* LISTING:
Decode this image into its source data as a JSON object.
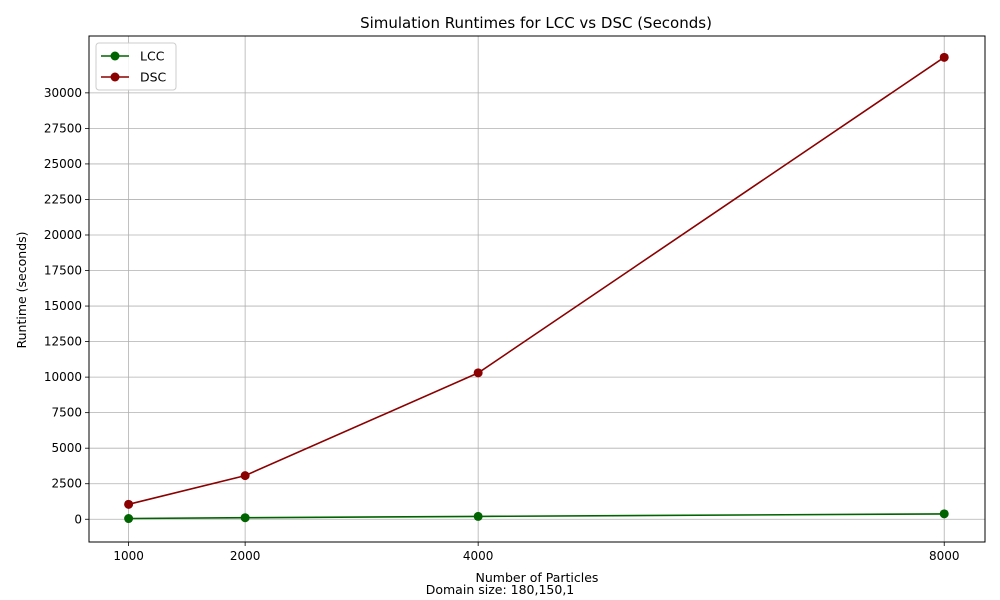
{
  "chart_data": {
    "type": "line",
    "title": "Simulation Runtimes for LCC vs DSC (Seconds)",
    "xlabel": "Number of Particles",
    "ylabel": "Runtime (seconds)",
    "footnote": "Domain size: 180,150,1",
    "x": [
      1000,
      2000,
      4000,
      8000
    ],
    "x_ticks": [
      1000,
      2000,
      4000,
      8000
    ],
    "x_tick_labels": [
      "1000",
      "2000",
      "4000",
      "8000"
    ],
    "xlim": [
      660,
      8350
    ],
    "y_ticks": [
      0,
      2500,
      5000,
      7500,
      10000,
      12500,
      15000,
      17500,
      20000,
      22500,
      25000,
      27500,
      30000
    ],
    "y_tick_labels": [
      "0",
      "2500",
      "5000",
      "7500",
      "10000",
      "12500",
      "15000",
      "17500",
      "20000",
      "22500",
      "25000",
      "27500",
      "30000"
    ],
    "ylim": [
      -1600,
      34000
    ],
    "grid": true,
    "legend_position": "top-left",
    "series": [
      {
        "name": "LCC",
        "color": "#006400",
        "values": [
          50,
          110,
          200,
          380
        ]
      },
      {
        "name": "DSC",
        "color": "#8b0000",
        "values": [
          1050,
          3070,
          10300,
          32500
        ]
      }
    ]
  }
}
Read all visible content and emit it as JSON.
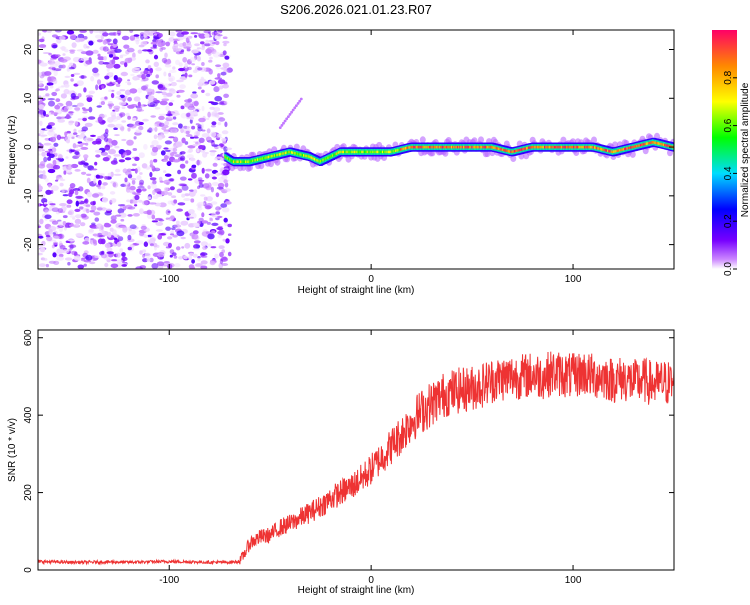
{
  "page_title": "S206.2026.021.01.23.R07",
  "chart_data": [
    {
      "type": "heatmap",
      "title": "S206.2026.021.01.23.R07",
      "xlabel": "Height of straight line (km)",
      "ylabel": "Frequency (Hz)",
      "xlim": [
        -165,
        150
      ],
      "ylim": [
        -25,
        24
      ],
      "x_ticks": [
        -100,
        0,
        100
      ],
      "y_ticks": [
        -20,
        -10,
        0,
        10,
        20
      ],
      "noise_region_x": [
        -165,
        -70
      ],
      "signal_track": {
        "x": [
          -72,
          -68,
          -60,
          -50,
          -40,
          -30,
          -25,
          -20,
          -15,
          -10,
          0,
          10,
          20,
          30,
          40,
          50,
          60,
          70,
          80,
          90,
          100,
          110,
          120,
          130,
          140,
          150
        ],
        "y": [
          -2,
          -3,
          -3,
          -2,
          -1,
          -2,
          -3,
          -2,
          -1,
          -1,
          -1,
          -1,
          0,
          0,
          0,
          0,
          0,
          -1,
          0,
          0,
          0,
          0,
          -1,
          0,
          1,
          0
        ]
      },
      "colorbar": {
        "label": "Normalized spectral amplitude",
        "range": [
          0.0,
          1.0
        ],
        "ticks": [
          0.0,
          0.2,
          0.4,
          0.6,
          0.8
        ]
      }
    },
    {
      "type": "line",
      "xlabel": "Height of straight line (km)",
      "ylabel": "SNR (10 * v/v)",
      "xlim": [
        -165,
        150
      ],
      "ylim": [
        0,
        620
      ],
      "x_ticks": [
        -100,
        0,
        100
      ],
      "y_ticks": [
        0,
        200,
        400,
        600
      ],
      "series": [
        {
          "color": "#ee3333",
          "x": [
            -165,
            -150,
            -140,
            -130,
            -120,
            -110,
            -100,
            -90,
            -80,
            -70,
            -65,
            -62,
            -60,
            -55,
            -50,
            -45,
            -40,
            -35,
            -30,
            -25,
            -20,
            -15,
            -10,
            -5,
            0,
            5,
            10,
            15,
            20,
            25,
            30,
            35,
            40,
            45,
            50,
            55,
            60,
            65,
            70,
            75,
            80,
            85,
            90,
            95,
            100,
            105,
            110,
            115,
            120,
            125,
            130,
            135,
            140,
            145,
            150
          ],
          "y": [
            22,
            20,
            20,
            21,
            20,
            21,
            22,
            21,
            20,
            20,
            22,
            50,
            70,
            85,
            90,
            110,
            120,
            135,
            150,
            165,
            185,
            200,
            215,
            235,
            260,
            290,
            320,
            350,
            385,
            410,
            430,
            450,
            460,
            465,
            470,
            478,
            490,
            495,
            500,
            500,
            505,
            500,
            510,
            505,
            500,
            510,
            500,
            500,
            490,
            495,
            485,
            490,
            480,
            485,
            480
          ]
        }
      ]
    }
  ]
}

* TASK DESCRIPTION: Extract, from the listing above, every line where the string "ylabel" occurs.

* SOLUTION TO THIS EXERCISE:
    "ylabel": "Runtime (seconds)",
      "ylabel": "Frequency (Hz)",
      "ylabel": "SNR (10 * v/v)",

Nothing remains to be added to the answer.